[Collected data entries]

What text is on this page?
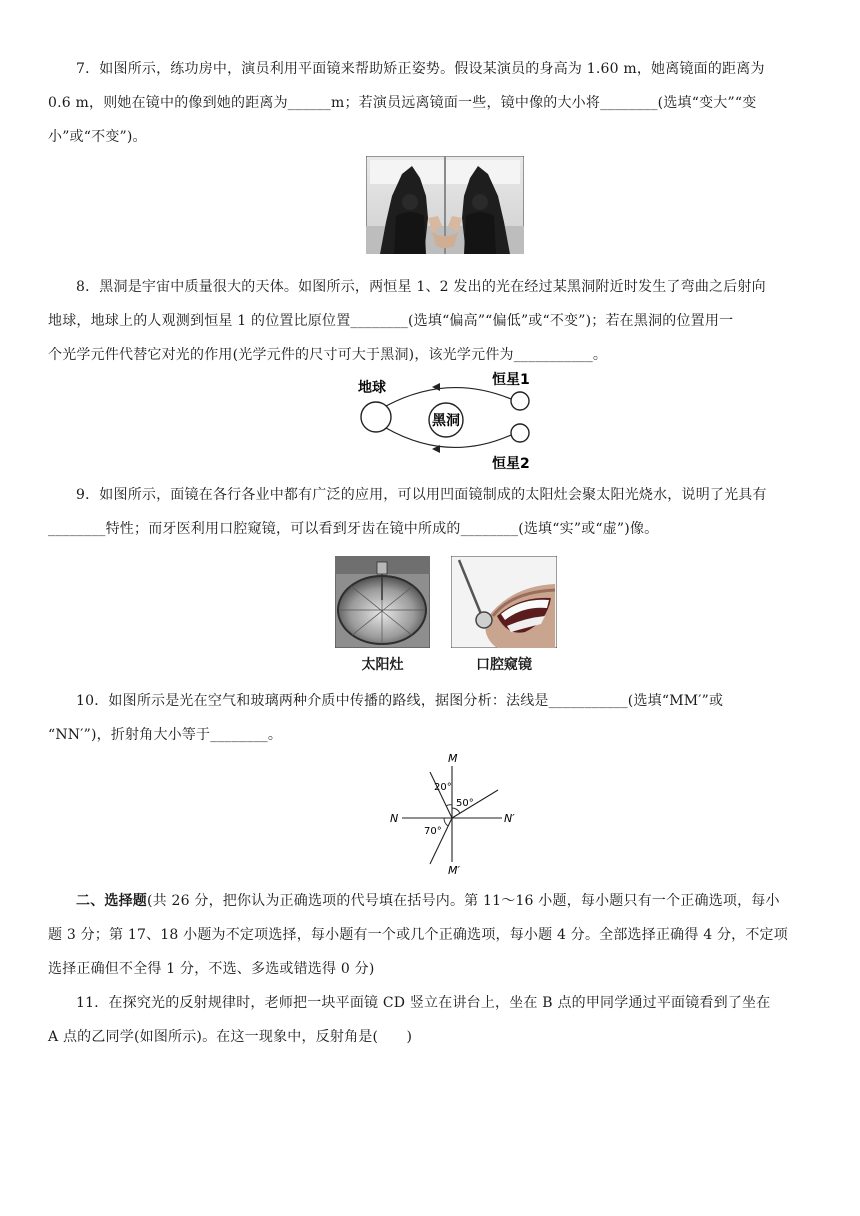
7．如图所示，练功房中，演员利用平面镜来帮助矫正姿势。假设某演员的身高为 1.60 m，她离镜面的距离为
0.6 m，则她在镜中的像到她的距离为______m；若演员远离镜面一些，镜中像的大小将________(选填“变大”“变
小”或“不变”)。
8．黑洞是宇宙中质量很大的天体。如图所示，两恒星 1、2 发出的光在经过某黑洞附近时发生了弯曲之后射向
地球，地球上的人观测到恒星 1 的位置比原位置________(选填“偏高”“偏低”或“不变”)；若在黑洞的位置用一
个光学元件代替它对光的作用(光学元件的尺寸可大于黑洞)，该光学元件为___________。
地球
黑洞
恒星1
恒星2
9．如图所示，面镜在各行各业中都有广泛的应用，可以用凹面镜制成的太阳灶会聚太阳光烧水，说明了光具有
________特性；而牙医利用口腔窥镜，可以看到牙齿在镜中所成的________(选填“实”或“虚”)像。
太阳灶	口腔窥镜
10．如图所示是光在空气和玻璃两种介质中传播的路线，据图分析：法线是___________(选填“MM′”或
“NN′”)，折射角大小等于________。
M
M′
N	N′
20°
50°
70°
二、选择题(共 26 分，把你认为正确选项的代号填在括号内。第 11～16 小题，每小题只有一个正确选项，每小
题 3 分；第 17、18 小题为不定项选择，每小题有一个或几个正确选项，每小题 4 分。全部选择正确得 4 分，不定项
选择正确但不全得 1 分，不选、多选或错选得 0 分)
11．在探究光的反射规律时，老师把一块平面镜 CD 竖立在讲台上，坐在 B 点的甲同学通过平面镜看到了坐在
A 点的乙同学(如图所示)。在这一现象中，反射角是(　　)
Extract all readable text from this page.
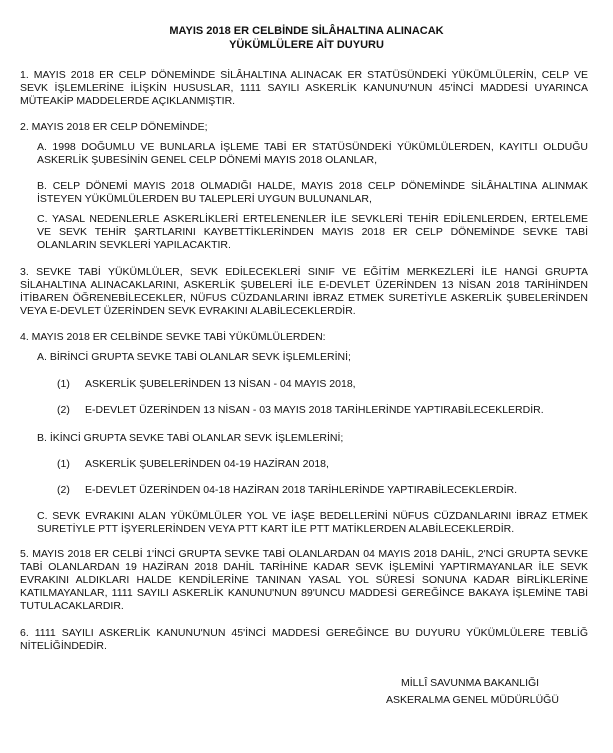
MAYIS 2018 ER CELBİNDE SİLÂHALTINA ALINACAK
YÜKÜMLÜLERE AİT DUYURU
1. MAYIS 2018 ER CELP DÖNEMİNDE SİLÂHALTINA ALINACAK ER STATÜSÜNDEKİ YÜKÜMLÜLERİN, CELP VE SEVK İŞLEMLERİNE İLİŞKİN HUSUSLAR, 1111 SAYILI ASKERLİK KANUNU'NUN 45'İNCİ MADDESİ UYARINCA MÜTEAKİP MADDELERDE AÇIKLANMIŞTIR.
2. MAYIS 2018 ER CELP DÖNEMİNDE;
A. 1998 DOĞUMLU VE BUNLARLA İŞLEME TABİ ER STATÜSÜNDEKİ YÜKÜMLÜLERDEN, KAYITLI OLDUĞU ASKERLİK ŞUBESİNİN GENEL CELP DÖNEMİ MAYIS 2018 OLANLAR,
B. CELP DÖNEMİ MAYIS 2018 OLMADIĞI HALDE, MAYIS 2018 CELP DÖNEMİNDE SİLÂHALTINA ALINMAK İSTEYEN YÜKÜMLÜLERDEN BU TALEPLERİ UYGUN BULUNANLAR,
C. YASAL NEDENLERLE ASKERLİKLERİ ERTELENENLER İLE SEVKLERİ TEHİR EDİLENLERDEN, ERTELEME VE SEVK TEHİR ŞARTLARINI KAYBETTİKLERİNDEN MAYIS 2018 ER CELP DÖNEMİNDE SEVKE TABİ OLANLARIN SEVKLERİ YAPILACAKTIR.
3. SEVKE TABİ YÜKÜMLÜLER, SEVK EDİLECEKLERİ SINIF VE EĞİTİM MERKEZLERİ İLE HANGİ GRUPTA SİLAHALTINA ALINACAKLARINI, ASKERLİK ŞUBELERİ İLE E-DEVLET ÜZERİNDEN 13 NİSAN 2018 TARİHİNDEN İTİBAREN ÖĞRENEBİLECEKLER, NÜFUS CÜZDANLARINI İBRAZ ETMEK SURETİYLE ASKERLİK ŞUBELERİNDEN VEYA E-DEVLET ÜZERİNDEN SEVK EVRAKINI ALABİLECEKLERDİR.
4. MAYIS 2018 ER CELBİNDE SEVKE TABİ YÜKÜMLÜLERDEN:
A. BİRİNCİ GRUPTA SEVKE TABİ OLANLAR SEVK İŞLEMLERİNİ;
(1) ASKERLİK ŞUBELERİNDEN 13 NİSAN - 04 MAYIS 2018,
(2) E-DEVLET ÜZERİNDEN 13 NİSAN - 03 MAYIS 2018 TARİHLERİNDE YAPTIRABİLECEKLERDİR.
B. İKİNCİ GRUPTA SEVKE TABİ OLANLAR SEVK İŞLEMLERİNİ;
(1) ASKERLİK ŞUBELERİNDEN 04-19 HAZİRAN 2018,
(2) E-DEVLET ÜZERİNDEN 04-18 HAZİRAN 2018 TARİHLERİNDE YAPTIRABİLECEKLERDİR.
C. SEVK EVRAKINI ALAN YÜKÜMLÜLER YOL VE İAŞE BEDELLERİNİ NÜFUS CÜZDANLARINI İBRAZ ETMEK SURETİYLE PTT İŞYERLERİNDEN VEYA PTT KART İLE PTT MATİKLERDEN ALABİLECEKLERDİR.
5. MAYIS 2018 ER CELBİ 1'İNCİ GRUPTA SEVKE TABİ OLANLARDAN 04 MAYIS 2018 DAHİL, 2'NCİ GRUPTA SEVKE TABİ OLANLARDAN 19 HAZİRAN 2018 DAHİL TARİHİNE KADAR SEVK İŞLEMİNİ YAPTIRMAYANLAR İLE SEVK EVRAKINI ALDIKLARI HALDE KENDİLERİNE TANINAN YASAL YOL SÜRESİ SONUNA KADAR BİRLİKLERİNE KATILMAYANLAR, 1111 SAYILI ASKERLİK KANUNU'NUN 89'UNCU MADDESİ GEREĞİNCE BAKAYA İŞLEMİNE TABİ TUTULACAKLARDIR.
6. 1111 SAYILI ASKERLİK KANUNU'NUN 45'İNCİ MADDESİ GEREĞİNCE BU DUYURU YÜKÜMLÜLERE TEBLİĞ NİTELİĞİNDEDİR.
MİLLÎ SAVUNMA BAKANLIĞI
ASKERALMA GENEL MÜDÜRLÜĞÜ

- PROBLEM REQUIREMENTS:
Make an exact copy of every entry above, minus the images.

- RESULT BELOW:
What text is on this page?
7．如图所示，练功房中，演员利用平面镜来帮助矫正姿势。假设某演员的身高为 1.60 m，她离镜面的距离为
0.6 m，则她在镜中的像到她的距离为______m；若演员远离镜面一些，镜中像的大小将________(选填“变大”“变
小”或“不变”)。
8．黑洞是宇宙中质量很大的天体。如图所示，两恒星 1、2 发出的光在经过某黑洞附近时发生了弯曲之后射向
地球，地球上的人观测到恒星 1 的位置比原位置________(选填“偏高”“偏低”或“不变”)；若在黑洞的位置用一
个光学元件代替它对光的作用(光学元件的尺寸可大于黑洞)，该光学元件为___________。
地球
黑洞
恒星1
恒星2
9．如图所示，面镜在各行各业中都有广泛的应用，可以用凹面镜制成的太阳灶会聚太阳光烧水，说明了光具有
________特性；而牙医利用口腔窥镜，可以看到牙齿在镜中所成的________(选填“实”或“虚”)像。
太阳灶	口腔窥镜
10．如图所示是光在空气和玻璃两种介质中传播的路线，据图分析：法线是___________(选填“MM′”或
“NN′”)，折射角大小等于________。
M
M′
N	N′
20°
50°
70°
二、选择题(共 26 分，把你认为正确选项的代号填在括号内。第 11～16 小题，每小题只有一个正确选项，每小
题 3 分；第 17、18 小题为不定项选择，每小题有一个或几个正确选项，每小题 4 分。全部选择正确得 4 分，不定项
选择正确但不全得 1 分，不选、多选或错选得 0 分)
11．在探究光的反射规律时，老师把一块平面镜 CD 竖立在讲台上，坐在 B 点的甲同学通过平面镜看到了坐在
A 点的乙同学(如图所示)。在这一现象中，反射角是(　　)
Extract all readable text from this page.
MAYIS 2018 ER CELBİNDE SİLÂHALTINA ALINACAK
YÜKÜMLÜLERE AİT DUYURU
1. MAYIS 2018 ER CELP DÖNEMİNDE SİLÂHALTINA ALINACAK ER STATÜSÜNDEKİ YÜKÜMLÜLERİN, CELP VE SEVK İŞLEMLERİNE İLİŞKİN HUSUSLAR, 1111 SAYILI ASKERLİK KANUNU'NUN 45'İNCİ MADDESİ UYARINCA MÜTEAKİP MADDELERDE AÇIKLANMIŞTIR.
2. MAYIS 2018 ER CELP DÖNEMİNDE;
A. 1998 DOĞUMLU VE BUNLARLA İŞLEME TABİ ER STATÜSÜNDEKİ YÜKÜMLÜLERDEN, KAYITLI OLDUĞU ASKERLİK ŞUBESİNİN GENEL CELP DÖNEMİ MAYIS 2018 OLANLAR,
B. CELP DÖNEMİ MAYIS 2018 OLMADIĞI HALDE, MAYIS 2018 CELP DÖNEMİNDE SİLÂHALTINA ALINMAK İSTEYEN YÜKÜMLÜLERDEN BU TALEPLERİ UYGUN BULUNANLAR,
C. YASAL NEDENLERLE ASKERLİKLERİ ERTELENENLER İLE SEVKLERİ TEHİR EDİLENLERDEN, ERTELEME VE SEVK TEHİR ŞARTLARINI KAYBETTİKLERİNDEN MAYIS 2018 ER CELP DÖNEMİNDE SEVKE TABİ OLANLARIN SEVKLERİ YAPILACAKTIR.
3. SEVKE TABİ YÜKÜMLÜLER, SEVK EDİLECEKLERİ SINIF VE EĞİTİM MERKEZLERİ İLE HANGİ GRUPTA SİLAHALTINA ALINACAKLARINI, ASKERLİK ŞUBELERİ İLE E-DEVLET ÜZERİNDEN 13 NİSAN 2018 TARİHİNDEN İTİBAREN ÖĞRENEBİLECEKLER, NÜFUS CÜZDANLARINI İBRAZ ETMEK SURETİYLE ASKERLİK ŞUBELERİNDEN VEYA E-DEVLET ÜZERİNDEN SEVK EVRAKINI ALABİLECEKLERDİR.
4. MAYIS 2018 ER CELBİNDE SEVKE TABİ YÜKÜMLÜLERDEN:
A. BİRİNCİ GRUPTA SEVKE TABİ OLANLAR SEVK İŞLEMLERİNİ;
(1) ASKERLİK ŞUBELERİNDEN 13 NİSAN - 04 MAYIS 2018,
(2) E-DEVLET ÜZERİNDEN 13 NİSAN - 03 MAYIS 2018 TARİHLERİNDE YAPTIRABİLECEKLERDİR.
B. İKİNCİ GRUPTA SEVKE TABİ OLANLAR SEVK İŞLEMLERİNİ;
(1) ASKERLİK ŞUBELERİNDEN 04-19 HAZİRAN 2018,
(2) E-DEVLET ÜZERİNDEN 04-18 HAZİRAN 2018 TARİHLERİNDE YAPTIRABİLECEKLERDİR.
C. SEVK EVRAKINI ALAN YÜKÜMLÜLER YOL VE İAŞE BEDELLERİNİ NÜFUS CÜZDANLARINI İBRAZ ETMEK SURETİYLE PTT İŞYERLERİNDEN VEYA PTT KART İLE PTT MATİKLERDEN ALABİLECEKLERDİR.
5. MAYIS 2018 ER CELBİ 1'İNCİ GRUPTA SEVKE TABİ OLANLARDAN 04 MAYIS 2018 DAHİL, 2'NCİ GRUPTA SEVKE TABİ OLANLARDAN 19 HAZİRAN 2018 DAHİL TARİHİNE KADAR SEVK İŞLEMİNİ YAPTIRMAYANLAR İLE SEVK EVRAKINI ALDIKLARI HALDE KENDİLERİNE TANINAN YASAL YOL SÜRESİ SONUNA KADAR BİRLİKLERİNE KATILMAYANLAR, 1111 SAYILI ASKERLİK KANUNU'NUN 89'UNCU MADDESİ GEREĞİNCE BAKAYA İŞLEMİNE TABİ TUTULACAKLARDIR.
6. 1111 SAYILI ASKERLİK KANUNU'NUN 45'İNCİ MADDESİ GEREĞİNCE BU DUYURU YÜKÜMLÜLERE TEBLİĞ NİTELİĞİNDEDİR.
MİLLÎ SAVUNMA BAKANLIĞI
ASKERALMA GENEL MÜDÜRLÜĞÜ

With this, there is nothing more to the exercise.